#### The records:
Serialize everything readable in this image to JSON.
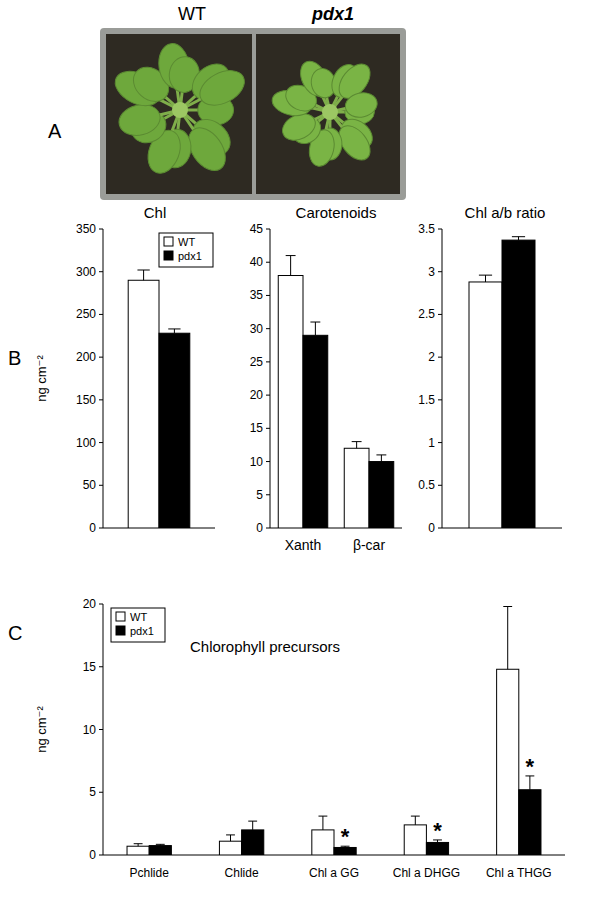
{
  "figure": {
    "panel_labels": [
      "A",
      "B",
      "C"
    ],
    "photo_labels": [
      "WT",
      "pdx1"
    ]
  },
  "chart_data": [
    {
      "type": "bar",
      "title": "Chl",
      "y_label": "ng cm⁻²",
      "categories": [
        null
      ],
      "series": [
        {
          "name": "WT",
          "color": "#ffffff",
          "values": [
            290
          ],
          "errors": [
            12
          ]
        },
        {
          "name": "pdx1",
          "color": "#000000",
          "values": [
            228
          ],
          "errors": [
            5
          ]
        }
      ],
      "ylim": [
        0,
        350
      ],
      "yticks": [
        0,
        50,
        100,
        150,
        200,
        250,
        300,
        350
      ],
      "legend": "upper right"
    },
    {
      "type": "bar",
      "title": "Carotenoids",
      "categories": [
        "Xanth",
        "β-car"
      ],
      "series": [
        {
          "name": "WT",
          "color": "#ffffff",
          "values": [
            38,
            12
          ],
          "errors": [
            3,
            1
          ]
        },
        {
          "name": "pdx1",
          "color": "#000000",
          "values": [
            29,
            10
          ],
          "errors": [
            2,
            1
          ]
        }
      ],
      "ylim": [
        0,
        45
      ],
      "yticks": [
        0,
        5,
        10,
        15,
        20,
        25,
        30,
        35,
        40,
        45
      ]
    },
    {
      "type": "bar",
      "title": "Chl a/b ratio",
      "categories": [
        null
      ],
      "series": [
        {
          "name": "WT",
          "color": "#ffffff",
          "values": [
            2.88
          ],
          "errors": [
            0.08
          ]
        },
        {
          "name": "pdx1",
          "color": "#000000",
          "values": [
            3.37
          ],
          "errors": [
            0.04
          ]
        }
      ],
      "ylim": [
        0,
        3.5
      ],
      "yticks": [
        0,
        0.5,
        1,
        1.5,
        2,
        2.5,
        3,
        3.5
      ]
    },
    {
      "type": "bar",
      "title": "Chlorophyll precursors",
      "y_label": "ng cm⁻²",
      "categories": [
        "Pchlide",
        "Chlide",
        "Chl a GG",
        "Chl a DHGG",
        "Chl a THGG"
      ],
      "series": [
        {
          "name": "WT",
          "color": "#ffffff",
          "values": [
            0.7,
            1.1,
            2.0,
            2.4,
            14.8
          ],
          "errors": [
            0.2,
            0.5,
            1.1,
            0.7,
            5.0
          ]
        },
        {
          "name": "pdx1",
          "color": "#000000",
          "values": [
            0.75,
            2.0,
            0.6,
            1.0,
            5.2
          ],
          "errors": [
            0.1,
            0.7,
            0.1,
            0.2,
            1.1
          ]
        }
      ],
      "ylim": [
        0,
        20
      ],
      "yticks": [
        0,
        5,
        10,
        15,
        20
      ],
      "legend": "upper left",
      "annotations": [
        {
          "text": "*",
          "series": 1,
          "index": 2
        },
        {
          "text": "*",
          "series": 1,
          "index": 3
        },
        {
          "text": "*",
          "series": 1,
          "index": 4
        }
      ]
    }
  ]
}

#### Request:
Copy each line of the records precisely and drop any images they hold.

#### Correct result:
Serialize everything readable in this image to JSON.
{
  "figure": {
    "panel_labels": [
      "A",
      "B",
      "C"
    ],
    "photo_labels": [
      "WT",
      "pdx1"
    ]
  },
  "chart_data": [
    {
      "type": "bar",
      "title": "Chl",
      "y_label": "ng cm⁻²",
      "categories": [
        null
      ],
      "series": [
        {
          "name": "WT",
          "color": "#ffffff",
          "values": [
            290
          ],
          "errors": [
            12
          ]
        },
        {
          "name": "pdx1",
          "color": "#000000",
          "values": [
            228
          ],
          "errors": [
            5
          ]
        }
      ],
      "ylim": [
        0,
        350
      ],
      "yticks": [
        0,
        50,
        100,
        150,
        200,
        250,
        300,
        350
      ],
      "legend": "upper right"
    },
    {
      "type": "bar",
      "title": "Carotenoids",
      "categories": [
        "Xanth",
        "β-car"
      ],
      "series": [
        {
          "name": "WT",
          "color": "#ffffff",
          "values": [
            38,
            12
          ],
          "errors": [
            3,
            1
          ]
        },
        {
          "name": "pdx1",
          "color": "#000000",
          "values": [
            29,
            10
          ],
          "errors": [
            2,
            1
          ]
        }
      ],
      "ylim": [
        0,
        45
      ],
      "yticks": [
        0,
        5,
        10,
        15,
        20,
        25,
        30,
        35,
        40,
        45
      ]
    },
    {
      "type": "bar",
      "title": "Chl a/b ratio",
      "categories": [
        null
      ],
      "series": [
        {
          "name": "WT",
          "color": "#ffffff",
          "values": [
            2.88
          ],
          "errors": [
            0.08
          ]
        },
        {
          "name": "pdx1",
          "color": "#000000",
          "values": [
            3.37
          ],
          "errors": [
            0.04
          ]
        }
      ],
      "ylim": [
        0,
        3.5
      ],
      "yticks": [
        0,
        0.5,
        1,
        1.5,
        2,
        2.5,
        3,
        3.5
      ]
    },
    {
      "type": "bar",
      "title": "Chlorophyll precursors",
      "y_label": "ng cm⁻²",
      "categories": [
        "Pchlide",
        "Chlide",
        "Chl a GG",
        "Chl a DHGG",
        "Chl a THGG"
      ],
      "series": [
        {
          "name": "WT",
          "color": "#ffffff",
          "values": [
            0.7,
            1.1,
            2.0,
            2.4,
            14.8
          ],
          "errors": [
            0.2,
            0.5,
            1.1,
            0.7,
            5.0
          ]
        },
        {
          "name": "pdx1",
          "color": "#000000",
          "values": [
            0.75,
            2.0,
            0.6,
            1.0,
            5.2
          ],
          "errors": [
            0.1,
            0.7,
            0.1,
            0.2,
            1.1
          ]
        }
      ],
      "ylim": [
        0,
        20
      ],
      "yticks": [
        0,
        5,
        10,
        15,
        20
      ],
      "legend": "upper left",
      "annotations": [
        {
          "text": "*",
          "series": 1,
          "index": 2
        },
        {
          "text": "*",
          "series": 1,
          "index": 3
        },
        {
          "text": "*",
          "series": 1,
          "index": 4
        }
      ]
    }
  ]
}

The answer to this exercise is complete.